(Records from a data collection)
* START *

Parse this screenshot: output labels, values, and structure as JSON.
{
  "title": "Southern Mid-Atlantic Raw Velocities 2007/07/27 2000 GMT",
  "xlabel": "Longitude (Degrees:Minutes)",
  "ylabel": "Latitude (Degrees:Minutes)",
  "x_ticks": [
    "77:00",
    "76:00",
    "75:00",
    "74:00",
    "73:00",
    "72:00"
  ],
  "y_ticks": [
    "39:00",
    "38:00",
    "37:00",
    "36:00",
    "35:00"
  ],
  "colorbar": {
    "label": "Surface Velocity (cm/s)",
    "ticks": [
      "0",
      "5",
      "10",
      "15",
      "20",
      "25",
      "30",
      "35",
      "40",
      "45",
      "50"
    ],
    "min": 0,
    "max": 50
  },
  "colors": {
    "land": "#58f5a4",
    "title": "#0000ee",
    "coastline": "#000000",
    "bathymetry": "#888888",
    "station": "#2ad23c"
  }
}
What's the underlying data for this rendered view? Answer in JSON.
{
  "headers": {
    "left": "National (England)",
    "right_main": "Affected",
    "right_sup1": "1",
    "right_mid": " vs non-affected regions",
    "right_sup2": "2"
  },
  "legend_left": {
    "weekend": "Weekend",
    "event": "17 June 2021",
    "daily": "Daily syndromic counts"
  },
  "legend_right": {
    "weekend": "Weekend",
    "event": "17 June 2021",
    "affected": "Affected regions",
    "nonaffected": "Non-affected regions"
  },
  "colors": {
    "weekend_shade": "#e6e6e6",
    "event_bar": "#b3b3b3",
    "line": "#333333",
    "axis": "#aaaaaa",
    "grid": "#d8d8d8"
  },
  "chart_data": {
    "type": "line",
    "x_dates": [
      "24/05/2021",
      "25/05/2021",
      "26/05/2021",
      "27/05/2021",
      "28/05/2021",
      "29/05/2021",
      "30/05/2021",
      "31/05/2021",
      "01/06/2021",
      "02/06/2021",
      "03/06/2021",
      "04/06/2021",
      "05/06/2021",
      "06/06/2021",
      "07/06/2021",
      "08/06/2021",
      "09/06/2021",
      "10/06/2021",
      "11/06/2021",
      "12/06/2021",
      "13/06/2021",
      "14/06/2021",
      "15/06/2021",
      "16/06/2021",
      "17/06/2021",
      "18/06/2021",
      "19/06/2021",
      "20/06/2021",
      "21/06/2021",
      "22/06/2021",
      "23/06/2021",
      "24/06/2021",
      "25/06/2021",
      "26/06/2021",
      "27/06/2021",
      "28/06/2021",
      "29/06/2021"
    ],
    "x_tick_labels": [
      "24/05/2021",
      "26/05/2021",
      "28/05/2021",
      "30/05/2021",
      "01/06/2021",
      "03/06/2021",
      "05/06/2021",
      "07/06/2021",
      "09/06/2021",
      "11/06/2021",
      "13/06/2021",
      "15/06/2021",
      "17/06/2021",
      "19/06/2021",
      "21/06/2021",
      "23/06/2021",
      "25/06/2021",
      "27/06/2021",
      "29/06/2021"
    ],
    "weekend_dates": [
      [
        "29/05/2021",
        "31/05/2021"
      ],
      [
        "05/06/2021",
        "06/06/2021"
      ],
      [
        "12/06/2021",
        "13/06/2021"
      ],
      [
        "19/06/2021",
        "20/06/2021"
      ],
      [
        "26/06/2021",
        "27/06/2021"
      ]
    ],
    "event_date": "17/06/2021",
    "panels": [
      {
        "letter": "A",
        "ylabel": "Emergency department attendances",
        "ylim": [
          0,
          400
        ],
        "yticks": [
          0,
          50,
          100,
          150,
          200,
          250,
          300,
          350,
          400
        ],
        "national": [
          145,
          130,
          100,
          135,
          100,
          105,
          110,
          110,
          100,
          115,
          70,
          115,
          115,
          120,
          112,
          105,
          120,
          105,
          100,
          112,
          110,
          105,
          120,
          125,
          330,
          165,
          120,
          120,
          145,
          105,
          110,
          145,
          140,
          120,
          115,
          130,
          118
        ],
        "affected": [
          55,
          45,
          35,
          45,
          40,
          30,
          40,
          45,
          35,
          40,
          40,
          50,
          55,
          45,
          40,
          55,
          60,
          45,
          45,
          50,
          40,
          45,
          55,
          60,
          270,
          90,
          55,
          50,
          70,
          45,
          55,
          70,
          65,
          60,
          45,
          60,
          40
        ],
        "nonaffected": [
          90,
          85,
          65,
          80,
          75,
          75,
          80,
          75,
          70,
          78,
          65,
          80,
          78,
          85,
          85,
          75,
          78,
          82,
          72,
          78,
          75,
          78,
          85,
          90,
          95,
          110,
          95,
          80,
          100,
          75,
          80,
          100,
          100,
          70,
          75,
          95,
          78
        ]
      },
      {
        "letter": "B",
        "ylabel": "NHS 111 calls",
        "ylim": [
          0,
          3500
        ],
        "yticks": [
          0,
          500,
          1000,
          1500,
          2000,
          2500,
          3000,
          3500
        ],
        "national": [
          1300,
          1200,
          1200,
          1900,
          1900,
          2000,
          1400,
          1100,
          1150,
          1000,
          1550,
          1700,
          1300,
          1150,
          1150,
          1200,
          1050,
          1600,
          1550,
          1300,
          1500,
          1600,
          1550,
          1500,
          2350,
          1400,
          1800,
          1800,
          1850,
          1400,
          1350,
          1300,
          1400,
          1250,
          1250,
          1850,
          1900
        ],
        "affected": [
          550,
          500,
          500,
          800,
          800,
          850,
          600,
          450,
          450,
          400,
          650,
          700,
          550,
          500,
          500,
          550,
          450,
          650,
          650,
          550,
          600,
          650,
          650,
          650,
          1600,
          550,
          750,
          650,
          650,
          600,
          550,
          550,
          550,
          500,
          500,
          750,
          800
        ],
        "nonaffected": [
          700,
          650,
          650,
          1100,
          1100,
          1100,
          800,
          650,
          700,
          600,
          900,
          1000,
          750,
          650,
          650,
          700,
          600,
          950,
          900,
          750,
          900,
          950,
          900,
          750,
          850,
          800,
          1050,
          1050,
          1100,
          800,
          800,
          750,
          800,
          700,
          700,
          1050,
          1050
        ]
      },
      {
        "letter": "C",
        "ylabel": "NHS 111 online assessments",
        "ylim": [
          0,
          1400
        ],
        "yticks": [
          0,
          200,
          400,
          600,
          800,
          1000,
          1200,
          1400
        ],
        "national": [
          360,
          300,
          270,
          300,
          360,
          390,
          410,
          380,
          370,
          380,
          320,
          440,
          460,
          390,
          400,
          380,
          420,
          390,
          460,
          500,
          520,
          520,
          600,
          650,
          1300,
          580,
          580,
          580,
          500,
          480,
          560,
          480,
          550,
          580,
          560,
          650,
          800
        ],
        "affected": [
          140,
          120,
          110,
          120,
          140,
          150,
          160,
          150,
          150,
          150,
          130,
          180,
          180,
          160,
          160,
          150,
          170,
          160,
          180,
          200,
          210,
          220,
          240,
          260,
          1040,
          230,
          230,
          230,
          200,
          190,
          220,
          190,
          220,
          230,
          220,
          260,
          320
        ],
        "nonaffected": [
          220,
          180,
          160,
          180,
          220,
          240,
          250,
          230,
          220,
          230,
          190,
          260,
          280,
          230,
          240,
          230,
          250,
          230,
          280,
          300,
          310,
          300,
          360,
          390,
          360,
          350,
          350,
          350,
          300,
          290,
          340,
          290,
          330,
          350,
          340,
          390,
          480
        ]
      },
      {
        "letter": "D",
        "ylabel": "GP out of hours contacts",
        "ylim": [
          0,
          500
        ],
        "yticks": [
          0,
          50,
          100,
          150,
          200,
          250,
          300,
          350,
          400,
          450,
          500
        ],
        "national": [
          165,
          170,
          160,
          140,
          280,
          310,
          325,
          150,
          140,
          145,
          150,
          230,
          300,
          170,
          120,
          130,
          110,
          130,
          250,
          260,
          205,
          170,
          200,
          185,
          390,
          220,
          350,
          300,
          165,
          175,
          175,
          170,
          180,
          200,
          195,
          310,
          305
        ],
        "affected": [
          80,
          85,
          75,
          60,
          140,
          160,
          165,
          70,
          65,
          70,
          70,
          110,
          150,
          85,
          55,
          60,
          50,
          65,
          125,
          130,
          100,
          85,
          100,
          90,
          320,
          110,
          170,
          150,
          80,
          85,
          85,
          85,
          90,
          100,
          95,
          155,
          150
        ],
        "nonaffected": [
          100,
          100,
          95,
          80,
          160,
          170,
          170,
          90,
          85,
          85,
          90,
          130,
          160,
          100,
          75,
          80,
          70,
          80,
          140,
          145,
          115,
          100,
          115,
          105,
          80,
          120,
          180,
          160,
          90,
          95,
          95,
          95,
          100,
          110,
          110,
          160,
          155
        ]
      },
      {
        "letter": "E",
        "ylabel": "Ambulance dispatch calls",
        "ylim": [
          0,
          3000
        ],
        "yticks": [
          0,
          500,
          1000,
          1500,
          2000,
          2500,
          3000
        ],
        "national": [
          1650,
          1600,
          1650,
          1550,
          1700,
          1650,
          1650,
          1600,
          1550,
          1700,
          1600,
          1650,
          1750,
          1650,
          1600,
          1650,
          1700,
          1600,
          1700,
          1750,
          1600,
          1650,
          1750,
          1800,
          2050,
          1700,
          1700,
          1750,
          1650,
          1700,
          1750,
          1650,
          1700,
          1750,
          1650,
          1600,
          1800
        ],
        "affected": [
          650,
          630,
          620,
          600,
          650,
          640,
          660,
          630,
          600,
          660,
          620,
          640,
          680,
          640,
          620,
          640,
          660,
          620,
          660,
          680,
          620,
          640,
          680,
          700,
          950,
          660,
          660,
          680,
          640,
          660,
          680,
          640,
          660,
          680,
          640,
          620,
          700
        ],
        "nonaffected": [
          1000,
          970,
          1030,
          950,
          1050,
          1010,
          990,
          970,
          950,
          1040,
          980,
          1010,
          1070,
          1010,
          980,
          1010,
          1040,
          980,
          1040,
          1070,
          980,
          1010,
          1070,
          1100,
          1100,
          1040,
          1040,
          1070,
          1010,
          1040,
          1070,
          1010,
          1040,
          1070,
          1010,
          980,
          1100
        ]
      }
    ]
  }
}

* END *

**Written request:** In the entries above, find every line with the word "this" and list it.

**Exercise solution:**
Parse this screenshot: output labels, values, and structure as JSON.
What's the underlying data for this rendered view? Answer in JSON.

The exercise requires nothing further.